**Source extract**
--------------------------------------------------

Toronto, June 23, 2026, 13:10 (EDT)
- Couche-Tard shares jumped over 11% in Toronto after the company beat profit expectations for the fourth quarter.
- U.S. fuel margins—the profit per gallon after paying for fuel—were the key factor.
- The move came as Canada’s wider equity market fell.
Alimentation Couche-Tard Inc. shares surged Tuesday as the Circle K owner delivered a strong fourth quarter, with results boosted by wide fuel margins in a volatile oil market.
The stock rose 11.5% to C$91.69 at 1:10 p.m. EDT in Toronto. Over the last five days, the gain went past 10%. Shares earlier reached C$92.60, hitting a 52-week high, according to Google Finance.
Couche-Tard stood out in Toronto trading on Tuesday, as Canada’s S&P/TSX Composite Index slipped 0.3% with technology and mining stocks under pressure. The move mattered because it happened on a weaker day for the broader market.
The Laval, Quebec-based company posted net earnings of $863.4 million, equal to 94 cents a diluted share, for the quarter ended April 26. That’s up from $439.4 million, or 46 cents, last year. Adjusted earnings were 73 cents a share, beating the 54 cents analysts had expected, FactSet data cited by Dow Jones showed.
Alimentation Couche-Tard posted a revenue jump of nearly 20% to $19.49 billion. Road transportation fuel revenue was $14.8 billion, and merchandise and service revenue hit $4.51 billion. Same-store merchandise sales were up 2.2% overall.
Fuel drove the results. U.S. fuel gross margin climbed 9.17 cents to 52.44 cents a gallon, but same-store fuel volumes dropped 2.1% in the U.S. and 4.4% elsewhere in Europe and other markets. Canada was stronger, with same-store fuel volumes up 2.0%.

--------------------------------------------------

**Data to examine**
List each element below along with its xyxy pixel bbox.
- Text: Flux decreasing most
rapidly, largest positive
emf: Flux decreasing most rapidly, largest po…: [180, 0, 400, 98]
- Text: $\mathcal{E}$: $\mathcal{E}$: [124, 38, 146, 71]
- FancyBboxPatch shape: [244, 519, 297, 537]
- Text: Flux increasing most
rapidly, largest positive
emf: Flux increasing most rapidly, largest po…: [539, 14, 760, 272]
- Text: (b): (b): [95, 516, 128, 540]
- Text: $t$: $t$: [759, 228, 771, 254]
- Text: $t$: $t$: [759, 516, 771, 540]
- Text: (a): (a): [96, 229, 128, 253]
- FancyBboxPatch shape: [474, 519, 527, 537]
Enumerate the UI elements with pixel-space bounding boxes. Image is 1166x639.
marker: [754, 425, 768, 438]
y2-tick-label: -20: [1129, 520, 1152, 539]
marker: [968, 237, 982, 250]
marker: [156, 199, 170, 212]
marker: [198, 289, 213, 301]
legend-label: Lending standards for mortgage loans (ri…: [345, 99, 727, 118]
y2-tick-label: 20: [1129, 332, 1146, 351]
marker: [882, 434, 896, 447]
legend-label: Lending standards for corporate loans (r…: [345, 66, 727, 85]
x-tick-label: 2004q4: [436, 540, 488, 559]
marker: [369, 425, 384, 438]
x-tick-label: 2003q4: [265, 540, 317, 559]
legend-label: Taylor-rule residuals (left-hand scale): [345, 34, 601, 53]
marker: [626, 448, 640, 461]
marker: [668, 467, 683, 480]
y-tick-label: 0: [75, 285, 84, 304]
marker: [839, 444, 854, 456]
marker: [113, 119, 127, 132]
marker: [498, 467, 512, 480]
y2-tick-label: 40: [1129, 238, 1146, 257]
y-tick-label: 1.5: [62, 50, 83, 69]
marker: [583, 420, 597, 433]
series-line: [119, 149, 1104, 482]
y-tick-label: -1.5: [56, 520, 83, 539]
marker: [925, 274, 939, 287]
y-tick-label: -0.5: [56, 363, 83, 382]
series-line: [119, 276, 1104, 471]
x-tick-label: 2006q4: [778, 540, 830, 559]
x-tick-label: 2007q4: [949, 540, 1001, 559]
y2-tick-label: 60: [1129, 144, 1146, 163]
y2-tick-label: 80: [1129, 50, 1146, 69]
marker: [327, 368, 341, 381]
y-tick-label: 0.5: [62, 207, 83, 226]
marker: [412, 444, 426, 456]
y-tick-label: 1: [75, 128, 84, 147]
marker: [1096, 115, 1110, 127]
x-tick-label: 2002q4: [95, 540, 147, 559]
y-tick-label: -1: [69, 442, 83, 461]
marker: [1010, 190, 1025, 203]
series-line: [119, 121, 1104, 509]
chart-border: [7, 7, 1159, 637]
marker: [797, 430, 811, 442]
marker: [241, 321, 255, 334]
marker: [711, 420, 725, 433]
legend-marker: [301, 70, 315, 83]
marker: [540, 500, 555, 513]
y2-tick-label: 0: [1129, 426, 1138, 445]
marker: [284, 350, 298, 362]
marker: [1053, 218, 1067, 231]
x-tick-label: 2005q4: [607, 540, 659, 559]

--------------------------------------------------

**Brief A**
In the Couche-Tard report, substitute "Wednesday" for "Tuesday" and give the passage between "Toronto, June 23, 2026, 13:10" and "the broader market.", inclusive.
**Brief B**
According to the Couche-Tard report, what was the U.S. fuel gross margin per gallon in the quarter?
**Brief C**
Carry the Couche-Tard report forward, starting after its last sentence.

**Task output A**
Toronto, June 23, 2026, 13:10 (EDT)
- Couche-Tard shares jumped over 11% in Toronto after the company beat profit expectations for the fourth quarter.
- U.S. fuel margins—the profit per gallon after paying for fuel—were the key factor.
- The move came as Canada’s wider equity market fell.
Alimentation Couche-Tard Inc. shares surged Wednesday as the Circle K owner delivered a strong fourth quarter, with results boosted by wide fuel margins in a volatile oil market.
The stock rose 11.5% to C$91.69 at 1:10 p.m. EDT in Toronto. Over the last five days, the gain went past 10%. Shares earlier reached C$92.60, hitting a 52-week high, according to Google Finance.
Couche-Tard stood out in Toronto trading on Wednesday, as Canada’s S&P/TSX Composite Index slipped 0.3% with technology and mining stocks under pressure. The move mattered because it happened on a weaker day for the broader market.

**Task output B**
It was 52.44 cents a gallon, up 9.17 cents.

**Task output C**
“When there is volatility, it is a strong opportunity for us,” CEO Alex Miller told analysts on Tuesday, pointing to the company’s supply and sourcing abilities during shifts in fuel prices. He said the company built “optionality” into its supply chain over more than ten years. MarketScreener
Gasoline margins got most of the credit for the earnings beat, analysts said. Stifel’s Martin Landry and Jesse Kestenbaum noted Couche-Tard’s U.S. gasoline margins hit a five-year high and stayed well above the 35-cent industry average. They called strong gasoline margins “a main contributor to the earnings beat.” MarketWatch
RBC analyst Irene Nattel called gas margins “strong and better than expected” and said the company was “motoring along,” The Canadian Press reported. Stifel highlighted performance it said beat 7-Eleven, focusing on store execution and fuel economics over deal flow. MarketScreener
One-time gains played a role. Couche-Tard reported its latest quarter benefited from a $260.9 million pre-tax net recovery related to long-standing legal disputes. Stripping out that impact and other items, adjusted net earnings still jumped 51.2% to roughly $667 million.
Some of the positives this quarter may not stick. Fuel volumes dropped in two big regions, and Canadian merchandise same-store sales were down 0.9%. Fuel margins also tend to tighten if oil prices steady or rivals lower prices at the pump. “I cannot predict fuel margins,” Miller said.
Investors saw the quarter as evidence Couche-Tard can still post earnings in a choppy fuel market. The question is if those margins stick when the swings die down.